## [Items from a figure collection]
----------------

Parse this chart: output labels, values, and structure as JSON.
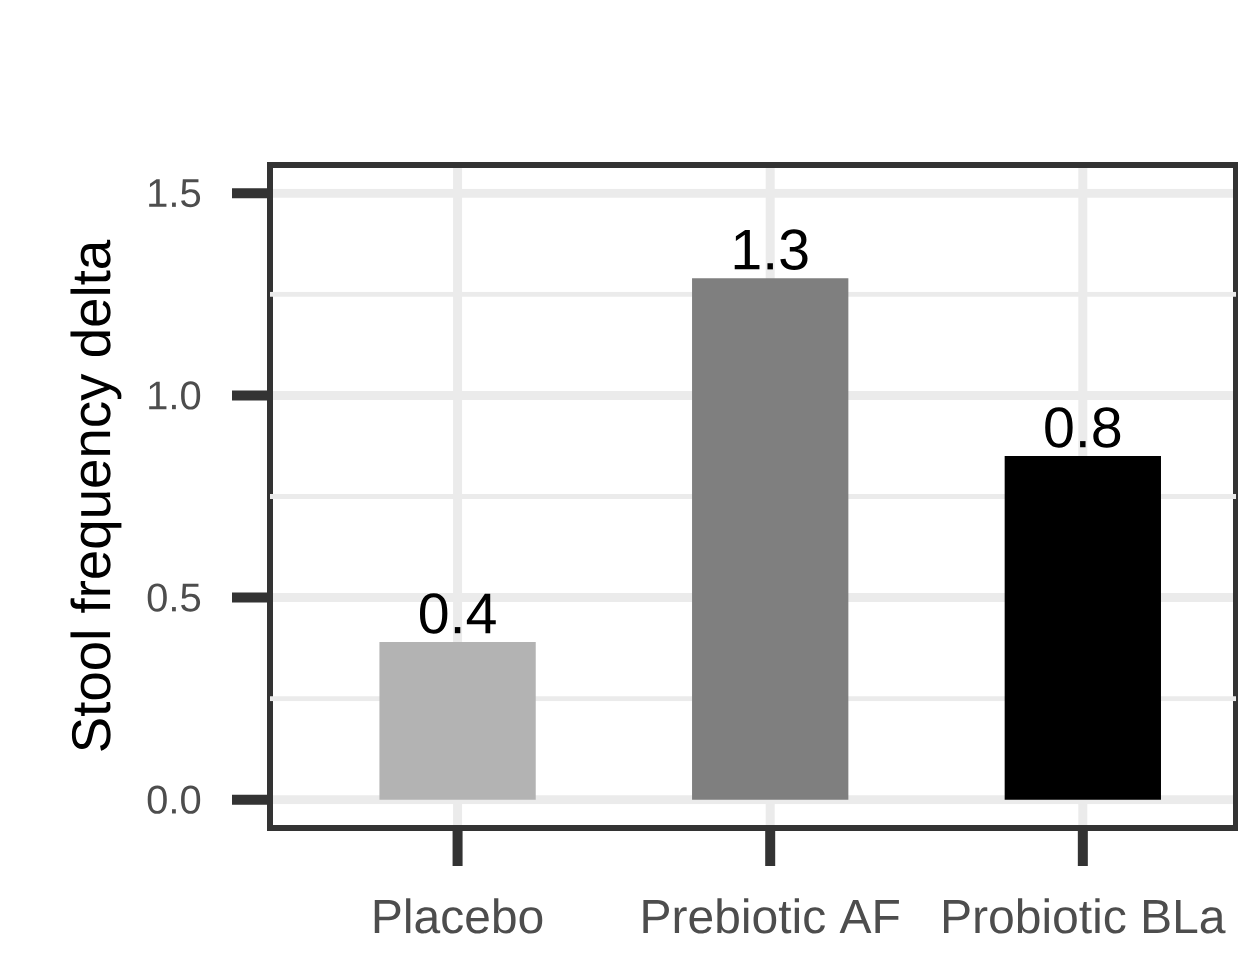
{
  "chart_data": {
    "type": "bar",
    "ylabel": "Stool frequency delta",
    "categories": [
      "Placebo",
      "Prebiotic AF",
      "Probiotic BLa"
    ],
    "values": [
      0.39,
      1.29,
      0.85
    ],
    "colors": [
      "#b3b3b3",
      "#7f7f7f",
      "#000000"
    ],
    "value_labels": [
      "0.4",
      "1.3",
      "0.8"
    ],
    "ylim": [
      -0.07,
      1.57
    ],
    "yticks": [
      {
        "value": 0,
        "label": "0.0"
      },
      {
        "value": 0.25,
        "label": null
      },
      {
        "value": 0.5,
        "label": "0.5"
      },
      {
        "value": 0.75,
        "label": null
      },
      {
        "value": 1,
        "label": "1.0"
      },
      {
        "value": 1.25,
        "label": null
      },
      {
        "value": 1.5,
        "label": "1.5"
      }
    ],
    "grid": true
  }
}
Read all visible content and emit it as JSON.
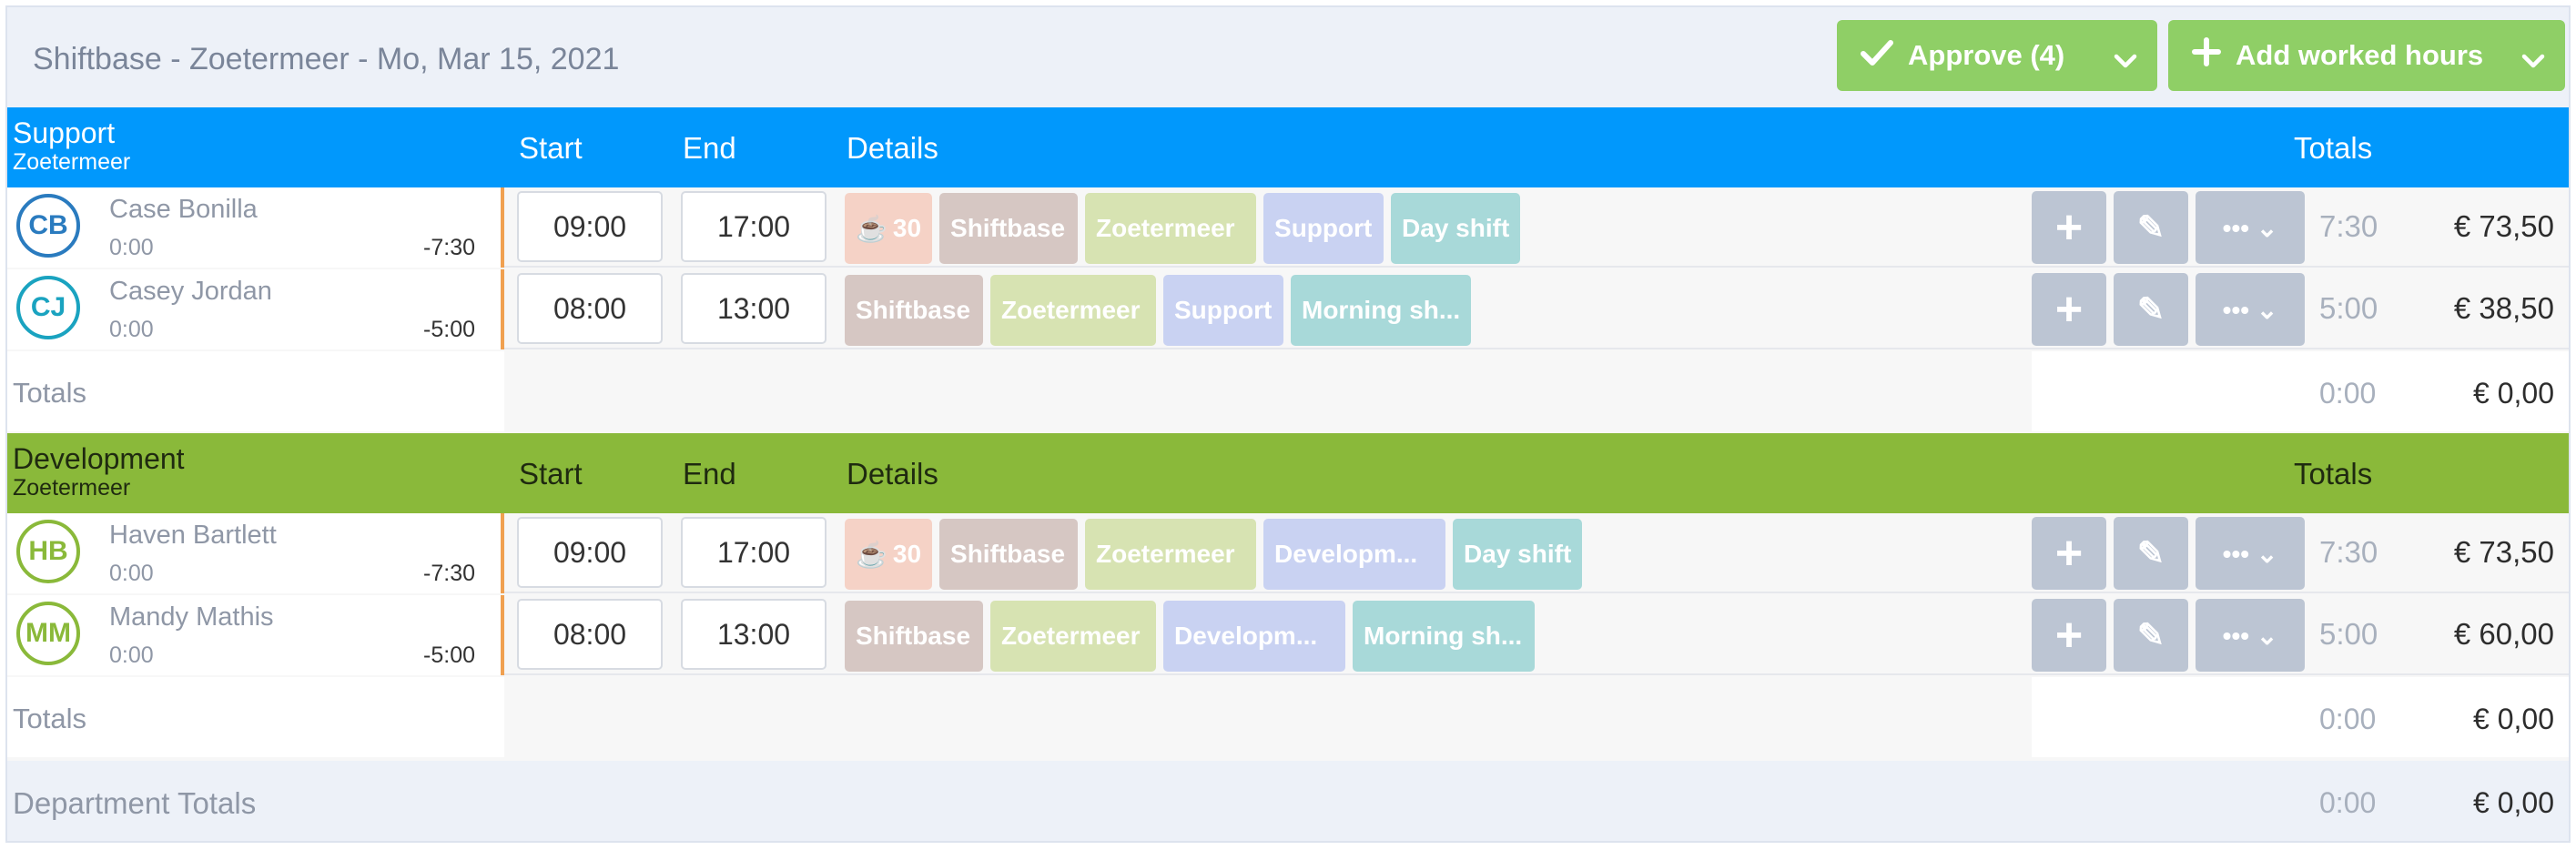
{
  "header": {
    "title": "Shiftbase - Zoetermeer - Mo, Mar 15, 2021",
    "approve_label": "Approve (4)",
    "add_label": "Add worked hours"
  },
  "columns": {
    "start": "Start",
    "end": "End",
    "details": "Details",
    "totals": "Totals"
  },
  "colors": {
    "support_header": "#0198fc",
    "development_header": "#8ab93a",
    "button_green": "#8fcf66",
    "break_chip": "#f5d2c6",
    "chip_shiftbase": "#d6c7c3",
    "chip_location": "#d7e3b2",
    "chip_department": "#c9d2f2",
    "chip_shift": "#a8d9d9"
  },
  "departments": [
    {
      "name": "Support",
      "location": "Zoetermeer",
      "employees": [
        {
          "initials": "CB",
          "name": "Case Bonilla",
          "sub": "0:00",
          "diff": "-7:30",
          "start": "09:00",
          "end": "17:00",
          "break": "30",
          "chips": [
            "Shiftbase",
            "Zoetermeer",
            "Support",
            "Day shift"
          ],
          "hours": "7:30",
          "amount": "€ 73,50"
        },
        {
          "initials": "CJ",
          "name": "Casey Jordan",
          "sub": "0:00",
          "diff": "-5:00",
          "start": "08:00",
          "end": "13:00",
          "break": "",
          "chips": [
            "Shiftbase",
            "Zoetermeer",
            "Support",
            "Morning sh..."
          ],
          "hours": "5:00",
          "amount": "€ 38,50"
        }
      ],
      "totals": {
        "label": "Totals",
        "hours": "0:00",
        "amount": "€ 0,00"
      }
    },
    {
      "name": "Development",
      "location": "Zoetermeer",
      "employees": [
        {
          "initials": "HB",
          "name": "Haven Bartlett",
          "sub": "0:00",
          "diff": "-7:30",
          "start": "09:00",
          "end": "17:00",
          "break": "30",
          "chips": [
            "Shiftbase",
            "Zoetermeer",
            "Developm...",
            "Day shift"
          ],
          "hours": "7:30",
          "amount": "€ 73,50"
        },
        {
          "initials": "MM",
          "name": "Mandy Mathis",
          "sub": "0:00",
          "diff": "-5:00",
          "start": "08:00",
          "end": "13:00",
          "break": "",
          "chips": [
            "Shiftbase",
            "Zoetermeer",
            "Developm...",
            "Morning sh..."
          ],
          "hours": "5:00",
          "amount": "€ 60,00"
        }
      ],
      "totals": {
        "label": "Totals",
        "hours": "0:00",
        "amount": "€ 0,00"
      }
    }
  ],
  "department_totals": {
    "label": "Department Totals",
    "hours": "0:00",
    "amount": "€ 0,00"
  }
}
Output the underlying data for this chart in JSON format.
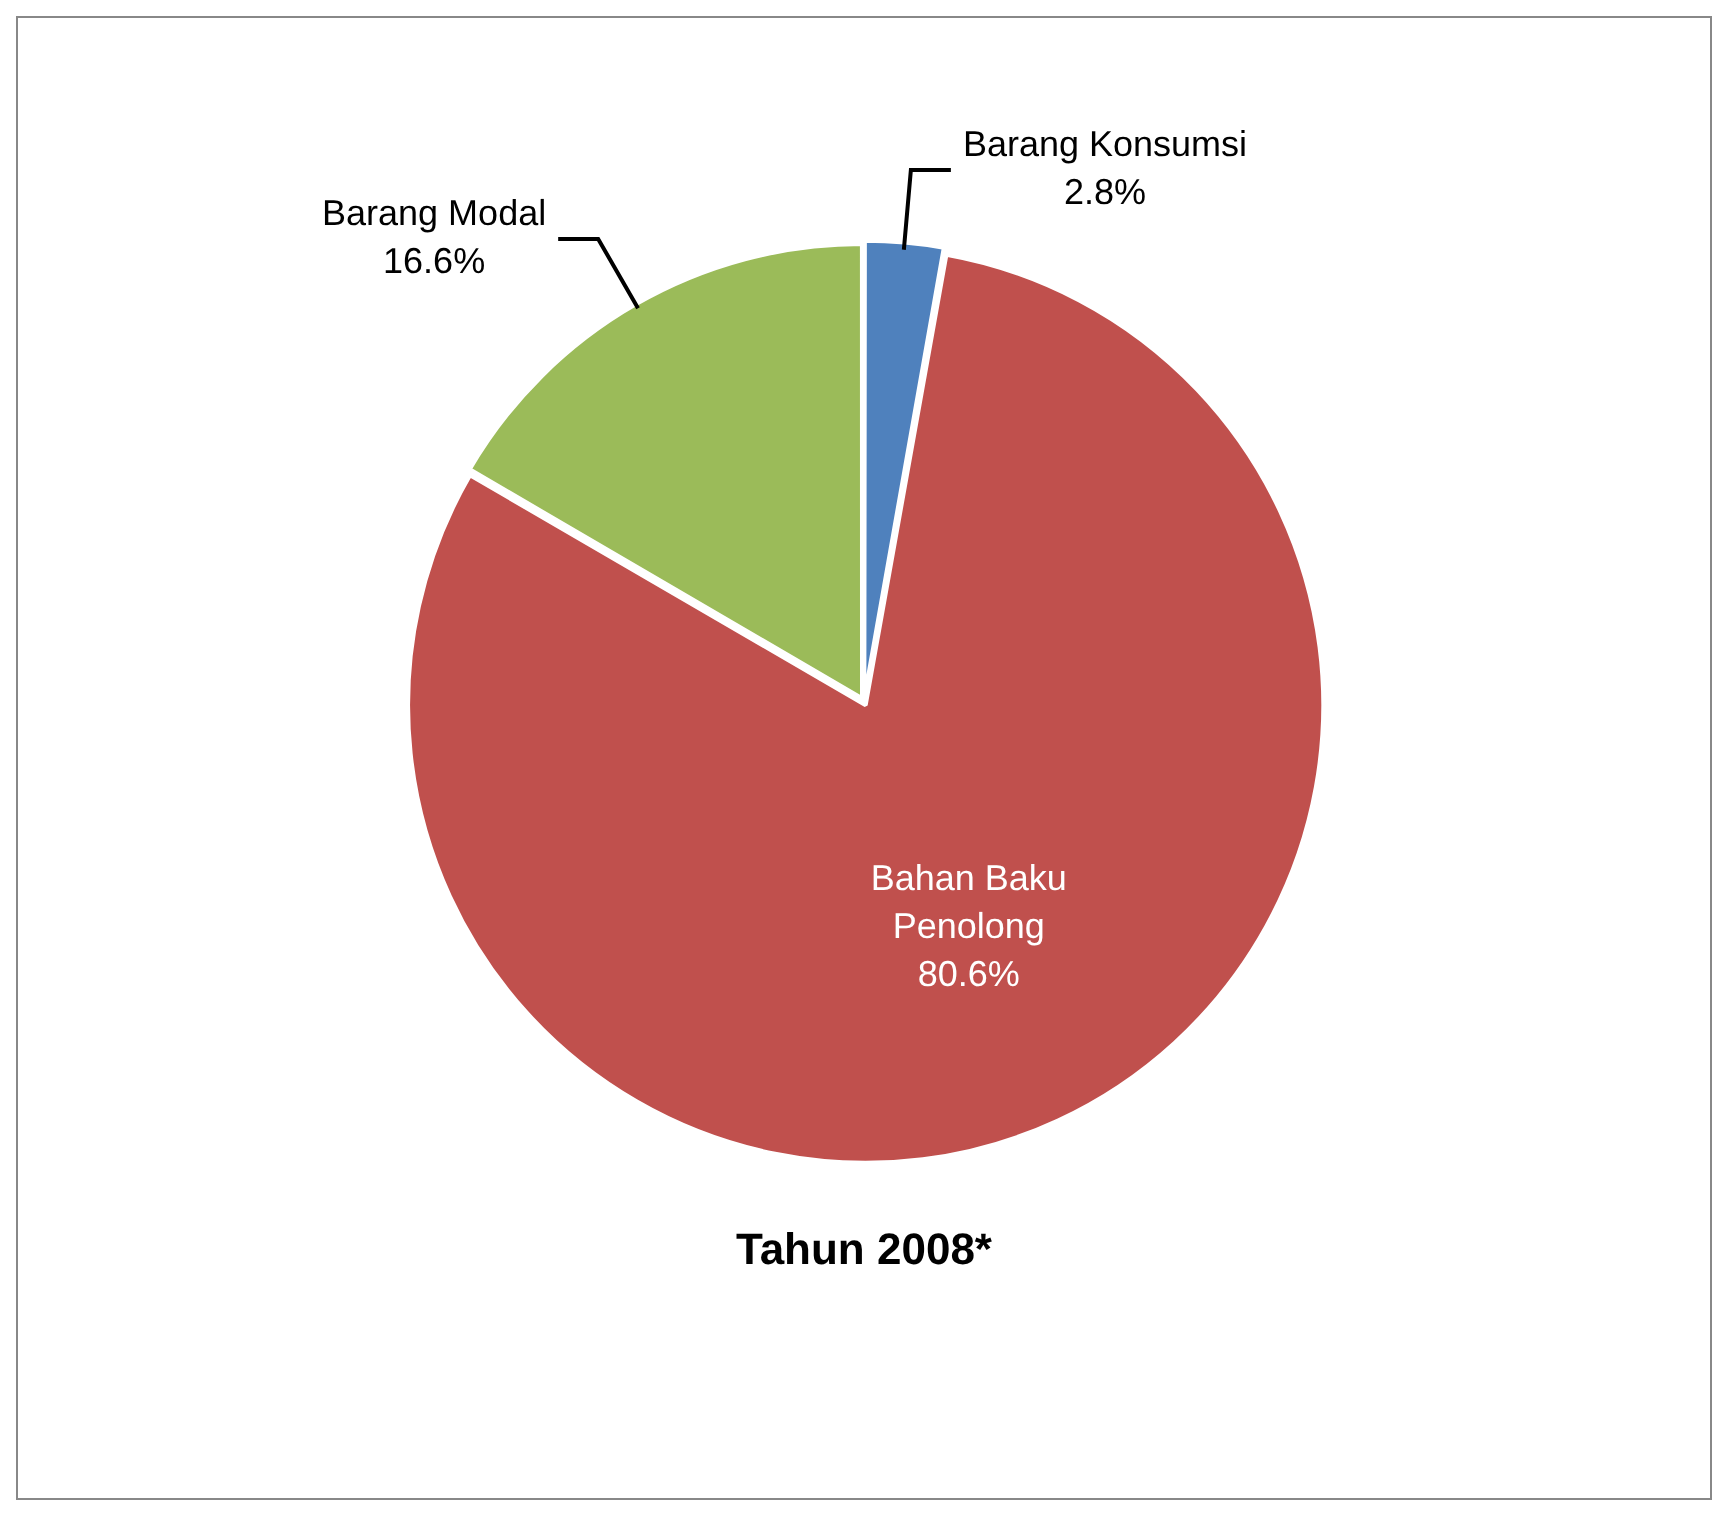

----------------

## [THE EXERCISE]
Write out every line above exactly as it is, leaving out the pictures.

## [COMPLETE RESPONSE]
Parse this chart: output labels, values, and structure as JSON.
{
  "chart_data": {
    "type": "bar",
    "ylabel": "Stool frequency delta",
    "categories": [
      "Placebo",
      "Prebiotic AF",
      "Probiotic BLa"
    ],
    "values": [
      0.39,
      1.29,
      0.85
    ],
    "colors": [
      "#b3b3b3",
      "#7f7f7f",
      "#000000"
    ],
    "value_labels": [
      "0.4",
      "1.3",
      "0.8"
    ],
    "ylim": [
      -0.07,
      1.57
    ],
    "yticks": [
      {
        "value": 0,
        "label": "0.0"
      },
      {
        "value": 0.25,
        "label": null
      },
      {
        "value": 0.5,
        "label": "0.5"
      },
      {
        "value": 0.75,
        "label": null
      },
      {
        "value": 1,
        "label": "1.0"
      },
      {
        "value": 1.25,
        "label": null
      },
      {
        "value": 1.5,
        "label": "1.5"
      }
    ],
    "grid": true
  }
}
Read all visible content and emit it as JSON.
{
  "header": {
    "title": "Shiftbase - Zoetermeer - Mo, Mar 15, 2021",
    "approve_label": "Approve (4)",
    "add_label": "Add worked hours"
  },
  "columns": {
    "start": "Start",
    "end": "End",
    "details": "Details",
    "totals": "Totals"
  },
  "colors": {
    "support_header": "#0198fc",
    "development_header": "#8ab93a",
    "button_green": "#8fcf66",
    "break_chip": "#f5d2c6",
    "chip_shiftbase": "#d6c7c3",
    "chip_location": "#d7e3b2",
    "chip_department": "#c9d2f2",
    "chip_shift": "#a8d9d9"
  },
  "departments": [
    {
      "name": "Support",
      "location": "Zoetermeer",
      "employees": [
        {
          "initials": "CB",
          "name": "Case Bonilla",
          "sub": "0:00",
          "diff": "-7:30",
          "start": "09:00",
          "end": "17:00",
          "break": "30",
          "chips": [
            "Shiftbase",
            "Zoetermeer",
            "Support",
            "Day shift"
          ],
          "hours": "7:30",
          "amount": "€ 73,50"
        },
        {
          "initials": "CJ",
          "name": "Casey Jordan",
          "sub": "0:00",
          "diff": "-5:00",
          "start": "08:00",
          "end": "13:00",
          "break": "",
          "chips": [
            "Shiftbase",
            "Zoetermeer",
            "Support",
            "Morning sh..."
          ],
          "hours": "5:00",
          "amount": "€ 38,50"
        }
      ],
      "totals": {
        "label": "Totals",
        "hours": "0:00",
        "amount": "€ 0,00"
      }
    },
    {
      "name": "Development",
      "location": "Zoetermeer",
      "employees": [
        {
          "initials": "HB",
          "name": "Haven Bartlett",
          "sub": "0:00",
          "diff": "-7:30",
          "start": "09:00",
          "end": "17:00",
          "break": "30",
          "chips": [
            "Shiftbase",
            "Zoetermeer",
            "Developm...",
            "Day shift"
          ],
          "hours": "7:30",
          "amount": "€ 73,50"
        },
        {
          "initials": "MM",
          "name": "Mandy Mathis",
          "sub": "0:00",
          "diff": "-5:00",
          "start": "08:00",
          "end": "13:00",
          "break": "",
          "chips": [
            "Shiftbase",
            "Zoetermeer",
            "Developm...",
            "Morning sh..."
          ],
          "hours": "5:00",
          "amount": "€ 60,00"
        }
      ],
      "totals": {
        "label": "Totals",
        "hours": "0:00",
        "amount": "€ 0,00"
      }
    }
  ],
  "department_totals": {
    "label": "Department Totals",
    "hours": "0:00",
    "amount": "€ 0,00"
  }
}
Output the underlying data for this chart in JSON format.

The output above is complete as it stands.